> [PROBLEM] Return the lines of the material word for word, starting with the line that contains "label-mid-width: 6 <box>742 490 765 531</box>" and going on through the line that contains "whatsapp-icon[interactable] <box>22 1240", both ends included.
____________
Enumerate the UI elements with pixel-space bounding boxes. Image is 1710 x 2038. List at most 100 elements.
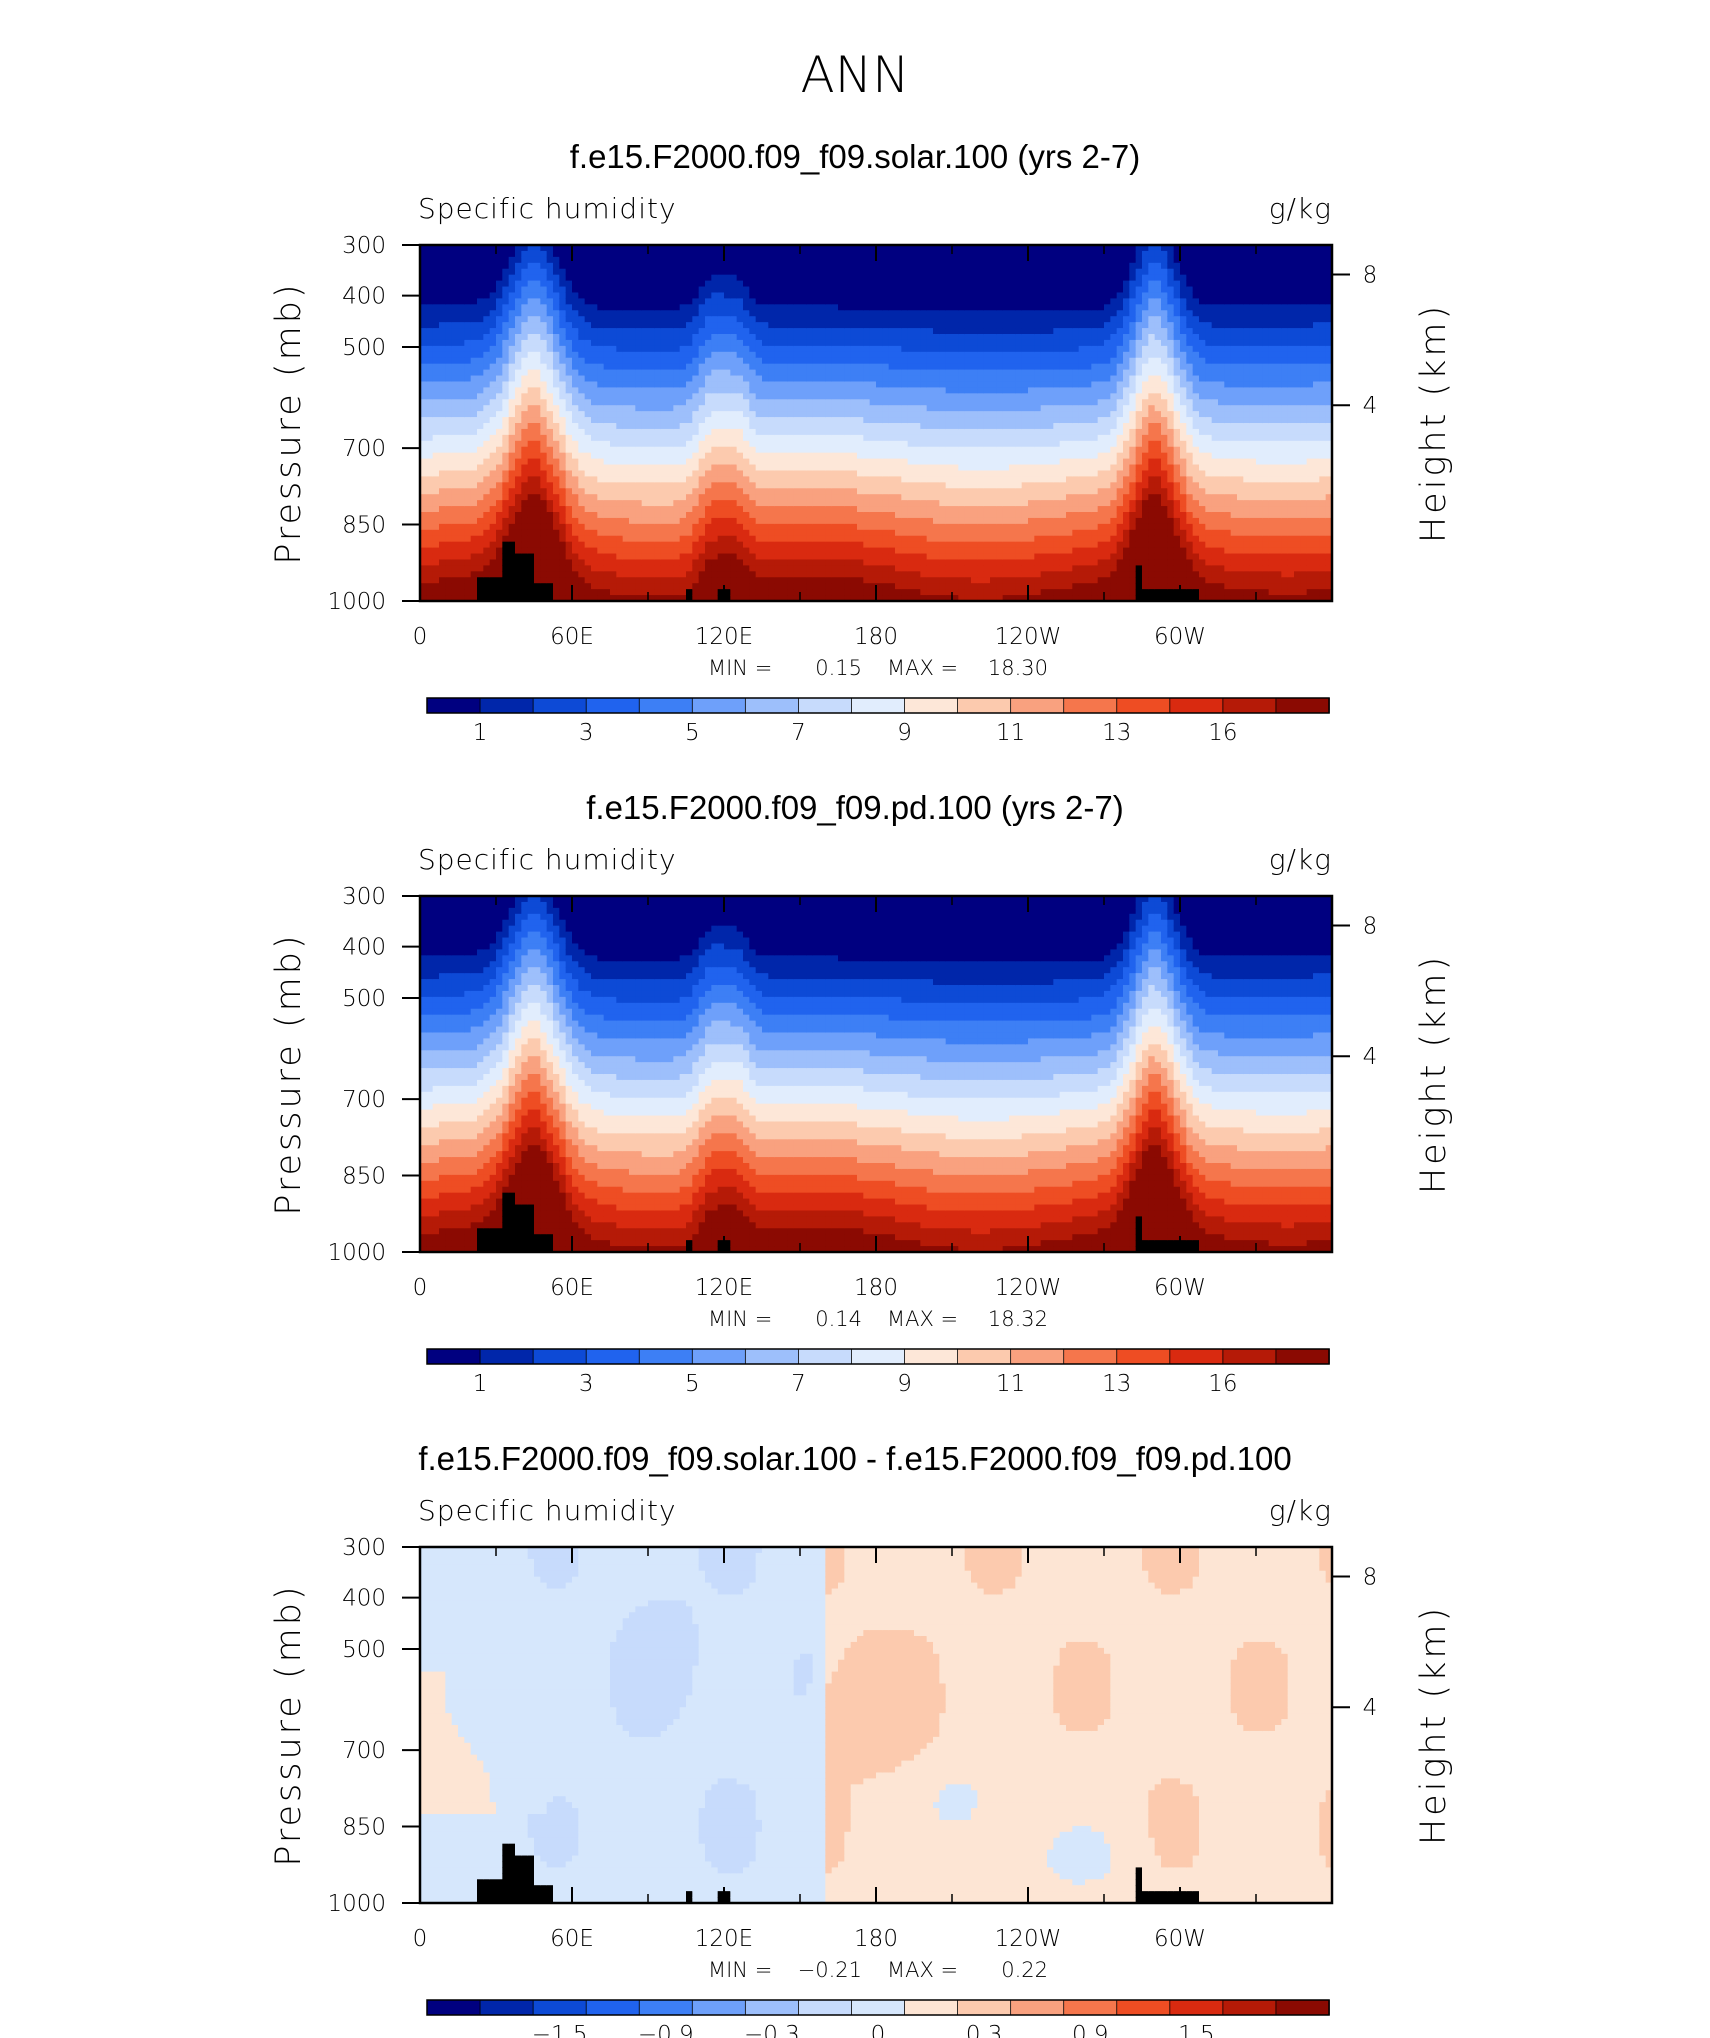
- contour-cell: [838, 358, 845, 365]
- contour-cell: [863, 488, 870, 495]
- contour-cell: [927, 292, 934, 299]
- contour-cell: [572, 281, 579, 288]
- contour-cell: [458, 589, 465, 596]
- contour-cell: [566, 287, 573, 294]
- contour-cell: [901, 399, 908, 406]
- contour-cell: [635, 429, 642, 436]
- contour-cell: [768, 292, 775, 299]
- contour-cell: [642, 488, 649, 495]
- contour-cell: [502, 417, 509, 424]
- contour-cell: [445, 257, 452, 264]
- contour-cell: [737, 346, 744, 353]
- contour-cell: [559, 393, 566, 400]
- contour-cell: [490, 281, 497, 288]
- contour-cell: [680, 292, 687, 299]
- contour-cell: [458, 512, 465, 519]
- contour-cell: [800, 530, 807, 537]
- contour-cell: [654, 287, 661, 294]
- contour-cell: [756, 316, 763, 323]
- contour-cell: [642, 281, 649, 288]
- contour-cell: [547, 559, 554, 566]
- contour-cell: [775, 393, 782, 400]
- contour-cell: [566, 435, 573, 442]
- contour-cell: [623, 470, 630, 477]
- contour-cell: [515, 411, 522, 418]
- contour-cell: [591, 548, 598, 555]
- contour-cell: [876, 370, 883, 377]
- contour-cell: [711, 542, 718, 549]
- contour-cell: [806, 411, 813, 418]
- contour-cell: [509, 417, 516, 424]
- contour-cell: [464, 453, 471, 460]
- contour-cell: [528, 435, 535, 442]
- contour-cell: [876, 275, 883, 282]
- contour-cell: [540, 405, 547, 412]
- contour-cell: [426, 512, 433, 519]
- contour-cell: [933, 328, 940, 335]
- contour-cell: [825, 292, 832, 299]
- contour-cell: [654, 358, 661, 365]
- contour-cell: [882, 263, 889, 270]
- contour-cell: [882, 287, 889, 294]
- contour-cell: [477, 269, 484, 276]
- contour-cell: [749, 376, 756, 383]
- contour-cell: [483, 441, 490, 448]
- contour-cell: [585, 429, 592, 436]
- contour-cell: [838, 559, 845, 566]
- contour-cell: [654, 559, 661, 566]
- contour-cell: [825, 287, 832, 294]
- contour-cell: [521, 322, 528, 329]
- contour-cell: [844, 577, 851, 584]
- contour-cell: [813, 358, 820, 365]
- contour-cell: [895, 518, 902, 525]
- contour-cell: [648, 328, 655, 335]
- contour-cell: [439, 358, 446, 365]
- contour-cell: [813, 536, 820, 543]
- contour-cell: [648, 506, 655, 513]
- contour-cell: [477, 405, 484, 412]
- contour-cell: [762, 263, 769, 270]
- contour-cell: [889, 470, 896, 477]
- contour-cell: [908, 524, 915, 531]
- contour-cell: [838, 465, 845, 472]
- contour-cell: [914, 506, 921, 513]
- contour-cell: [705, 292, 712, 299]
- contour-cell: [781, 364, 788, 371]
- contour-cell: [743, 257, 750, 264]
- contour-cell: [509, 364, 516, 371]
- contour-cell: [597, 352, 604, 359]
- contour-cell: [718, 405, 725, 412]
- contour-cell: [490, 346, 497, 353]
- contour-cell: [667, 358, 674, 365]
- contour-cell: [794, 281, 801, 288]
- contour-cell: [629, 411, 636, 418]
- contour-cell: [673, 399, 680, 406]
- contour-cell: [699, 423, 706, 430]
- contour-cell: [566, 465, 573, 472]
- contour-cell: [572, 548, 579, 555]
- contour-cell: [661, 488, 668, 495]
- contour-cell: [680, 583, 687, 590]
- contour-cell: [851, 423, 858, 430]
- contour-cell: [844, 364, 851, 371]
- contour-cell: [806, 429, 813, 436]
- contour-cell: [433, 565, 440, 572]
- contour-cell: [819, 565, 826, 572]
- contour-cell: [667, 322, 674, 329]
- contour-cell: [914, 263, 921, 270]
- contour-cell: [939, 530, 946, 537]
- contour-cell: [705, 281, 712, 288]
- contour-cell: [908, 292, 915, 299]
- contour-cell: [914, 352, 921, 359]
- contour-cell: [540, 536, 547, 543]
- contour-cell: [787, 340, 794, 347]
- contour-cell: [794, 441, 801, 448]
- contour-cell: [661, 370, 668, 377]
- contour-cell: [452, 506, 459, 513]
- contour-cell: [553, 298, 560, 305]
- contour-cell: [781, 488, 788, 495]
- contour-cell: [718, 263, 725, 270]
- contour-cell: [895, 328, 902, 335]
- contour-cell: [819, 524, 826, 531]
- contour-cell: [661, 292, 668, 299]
____________
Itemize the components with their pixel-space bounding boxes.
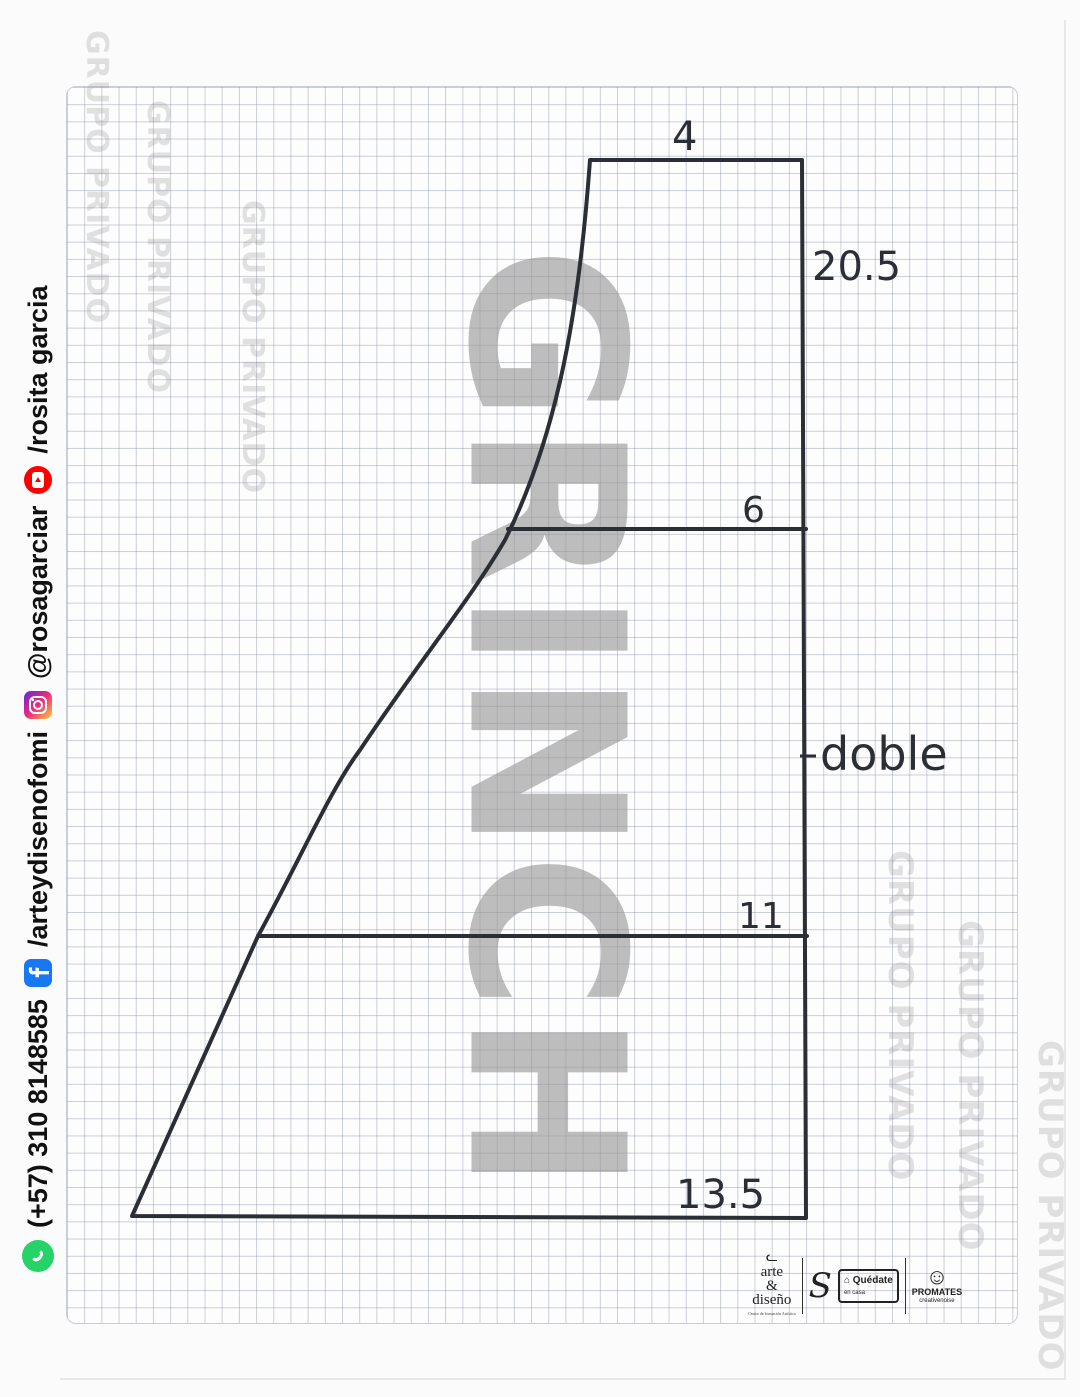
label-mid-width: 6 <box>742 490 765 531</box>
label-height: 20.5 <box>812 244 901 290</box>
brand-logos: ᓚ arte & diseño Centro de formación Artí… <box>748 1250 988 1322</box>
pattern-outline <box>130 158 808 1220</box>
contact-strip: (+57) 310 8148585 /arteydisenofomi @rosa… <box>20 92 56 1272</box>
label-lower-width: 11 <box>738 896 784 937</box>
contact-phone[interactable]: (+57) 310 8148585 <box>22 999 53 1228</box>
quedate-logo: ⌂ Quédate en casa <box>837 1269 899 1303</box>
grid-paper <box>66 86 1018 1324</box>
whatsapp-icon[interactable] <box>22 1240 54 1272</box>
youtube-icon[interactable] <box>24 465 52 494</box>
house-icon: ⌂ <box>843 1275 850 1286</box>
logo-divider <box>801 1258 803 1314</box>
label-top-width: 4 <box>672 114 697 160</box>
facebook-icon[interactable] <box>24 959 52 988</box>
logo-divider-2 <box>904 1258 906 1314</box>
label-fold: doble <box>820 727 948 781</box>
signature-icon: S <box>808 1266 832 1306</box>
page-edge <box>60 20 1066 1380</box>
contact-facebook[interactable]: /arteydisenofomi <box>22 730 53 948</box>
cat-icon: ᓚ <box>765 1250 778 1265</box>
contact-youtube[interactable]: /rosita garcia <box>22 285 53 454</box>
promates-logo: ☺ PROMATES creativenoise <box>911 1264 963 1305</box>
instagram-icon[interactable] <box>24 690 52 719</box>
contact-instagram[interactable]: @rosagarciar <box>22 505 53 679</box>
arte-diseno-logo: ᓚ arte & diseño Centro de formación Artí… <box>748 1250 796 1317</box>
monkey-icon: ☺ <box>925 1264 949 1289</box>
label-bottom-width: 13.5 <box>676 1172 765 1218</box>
____________
> [COMPLETE RESPONSE]
label-mid-width: 6 <box>742 490 765 531</box>
label-height: 20.5 <box>812 244 901 290</box>
brand-logos: ᓚ arte & diseño Centro de formación Artí… <box>748 1250 988 1322</box>
pattern-outline <box>130 158 808 1220</box>
contact-strip: (+57) 310 8148585 /arteydisenofomi @rosa… <box>20 92 56 1272</box>
label-lower-width: 11 <box>738 896 784 937</box>
contact-phone[interactable]: (+57) 310 8148585 <box>22 999 53 1228</box>
quedate-logo: ⌂ Quédate en casa <box>837 1269 899 1303</box>
grid-paper <box>66 86 1018 1324</box>
whatsapp-icon[interactable] <box>22 1240 54 1272</box>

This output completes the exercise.